### Text excerpt:

At 9 p.m. on the fourth night of Chanukah, Nicole Butler is driving the now-familiar route through Westchester, the Bronx, then over the Triborough Bridge into Astoria, Queens. She is in a good mood.
Today’s work went smoothly. She led two seventh-grade discussions on the differences between Reform and Orthodox Judaism, facilitated a Jewish version of "Family Feud" at the high school Chanukah party and ended the workday stuffing envelopes and chatting about boys with Woodlands Community Temple Youth’s (WCTY) highly-caffeinated teen leaders: cell phone-toting girls who sport cropped shirts and low-rise jeans and want to design official youth group sweatshirts that say "Wicked Hot."
For the first time since the school year began, Butler, a 23-year-old youth director and congregational school teacher, feels like her work is under control and has some time to herself, even if it is late at night when most people are sleeping.
To most people, the life of Butler (an energetic young woman with long red hair, a silver nose ring, and a predilection for offbeat clothes and lots of jewelry) would not seem settled. A year and a half out of college, she is juggling three part-time jobs at Reform temples. Her work schedule is chock full of night and weekend duties, and (with jobs in the Bronx, mid-Westchester and the northeast edge of Westchester) she is frequently on the road. Even socializing requires a commute, since she lives in Queens and has friends and family scattered throughout the New York area; her aspiring rock musician boyfriend lives with his parents on Long Island.

### Objective:
According to the passage about Nicole Butler, how many part-time jobs is she juggling at Reform temples? The lines that come next are separate material, unrelated to the passage about Nicole Butler.

### Listed entries:
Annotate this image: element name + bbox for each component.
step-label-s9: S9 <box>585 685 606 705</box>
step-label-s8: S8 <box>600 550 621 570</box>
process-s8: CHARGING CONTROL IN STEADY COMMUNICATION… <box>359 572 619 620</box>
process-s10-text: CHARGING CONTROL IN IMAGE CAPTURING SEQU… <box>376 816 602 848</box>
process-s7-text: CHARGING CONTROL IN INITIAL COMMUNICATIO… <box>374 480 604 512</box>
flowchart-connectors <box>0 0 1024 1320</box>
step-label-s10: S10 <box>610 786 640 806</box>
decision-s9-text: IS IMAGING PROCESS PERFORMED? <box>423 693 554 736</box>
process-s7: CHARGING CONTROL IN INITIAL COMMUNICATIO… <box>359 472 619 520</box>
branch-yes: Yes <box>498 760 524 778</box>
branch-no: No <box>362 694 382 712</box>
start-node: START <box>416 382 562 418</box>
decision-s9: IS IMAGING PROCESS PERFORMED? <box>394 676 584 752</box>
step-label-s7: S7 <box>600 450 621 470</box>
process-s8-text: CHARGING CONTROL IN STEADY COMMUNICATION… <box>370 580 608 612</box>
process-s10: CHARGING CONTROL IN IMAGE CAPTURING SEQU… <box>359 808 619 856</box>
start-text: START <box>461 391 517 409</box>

### Expected output:
Three.